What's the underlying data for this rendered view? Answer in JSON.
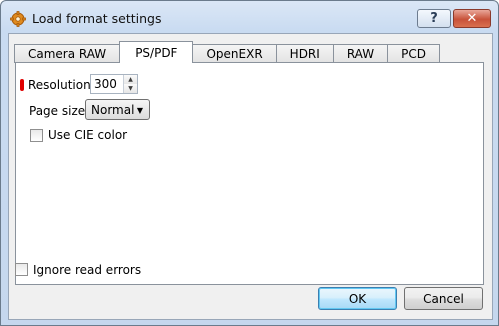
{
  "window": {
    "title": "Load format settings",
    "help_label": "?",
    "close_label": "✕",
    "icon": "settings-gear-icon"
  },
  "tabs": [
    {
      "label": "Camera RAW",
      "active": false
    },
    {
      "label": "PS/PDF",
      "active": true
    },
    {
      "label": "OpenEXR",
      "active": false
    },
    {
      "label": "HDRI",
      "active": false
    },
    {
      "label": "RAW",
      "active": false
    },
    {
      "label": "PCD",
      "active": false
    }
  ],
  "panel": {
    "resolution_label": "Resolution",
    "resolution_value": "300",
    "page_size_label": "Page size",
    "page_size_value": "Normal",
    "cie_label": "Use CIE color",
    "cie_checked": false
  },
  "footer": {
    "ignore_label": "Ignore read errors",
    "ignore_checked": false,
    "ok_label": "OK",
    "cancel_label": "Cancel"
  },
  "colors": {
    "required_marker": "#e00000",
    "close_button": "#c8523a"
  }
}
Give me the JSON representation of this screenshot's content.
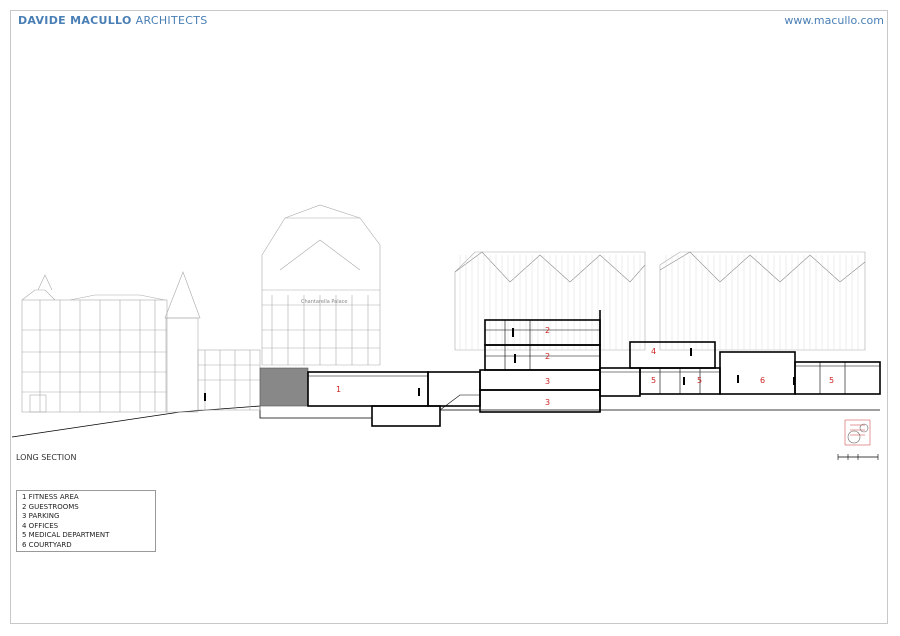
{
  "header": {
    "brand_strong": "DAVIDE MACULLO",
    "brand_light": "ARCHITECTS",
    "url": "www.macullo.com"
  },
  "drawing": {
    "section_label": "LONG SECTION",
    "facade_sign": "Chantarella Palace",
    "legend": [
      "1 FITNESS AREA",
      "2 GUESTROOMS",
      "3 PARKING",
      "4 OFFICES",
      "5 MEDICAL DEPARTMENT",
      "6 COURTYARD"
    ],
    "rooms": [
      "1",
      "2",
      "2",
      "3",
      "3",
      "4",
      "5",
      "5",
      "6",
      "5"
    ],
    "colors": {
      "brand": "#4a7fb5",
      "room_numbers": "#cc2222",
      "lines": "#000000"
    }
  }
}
-.-.-
[Instruction] Write out each entry exactly as given, omitting any picture.

[Exercise solution]
What's the underlying data for this rendered view? Answer in JSON.
{
  "window": {
    "title": "Load format settings",
    "help_label": "?",
    "close_label": "✕",
    "icon": "settings-gear-icon"
  },
  "tabs": [
    {
      "label": "Camera RAW",
      "active": false
    },
    {
      "label": "PS/PDF",
      "active": true
    },
    {
      "label": "OpenEXR",
      "active": false
    },
    {
      "label": "HDRI",
      "active": false
    },
    {
      "label": "RAW",
      "active": false
    },
    {
      "label": "PCD",
      "active": false
    }
  ],
  "panel": {
    "resolution_label": "Resolution",
    "resolution_value": "300",
    "page_size_label": "Page size",
    "page_size_value": "Normal",
    "cie_label": "Use CIE color",
    "cie_checked": false
  },
  "footer": {
    "ignore_label": "Ignore read errors",
    "ignore_checked": false,
    "ok_label": "OK",
    "cancel_label": "Cancel"
  },
  "colors": {
    "required_marker": "#e00000",
    "close_button": "#c8523a"
  }
}
Give me the JSON representation of this screenshot's content.
{
  "header": {
    "brand_strong": "DAVIDE MACULLO",
    "brand_light": "ARCHITECTS",
    "url": "www.macullo.com"
  },
  "drawing": {
    "section_label": "LONG SECTION",
    "facade_sign": "Chantarella Palace",
    "legend": [
      "1 FITNESS AREA",
      "2 GUESTROOMS",
      "3 PARKING",
      "4 OFFICES",
      "5 MEDICAL DEPARTMENT",
      "6 COURTYARD"
    ],
    "rooms": [
      "1",
      "2",
      "2",
      "3",
      "3",
      "4",
      "5",
      "5",
      "6",
      "5"
    ],
    "colors": {
      "brand": "#4a7fb5",
      "room_numbers": "#cc2222",
      "lines": "#000000"
    }
  }
}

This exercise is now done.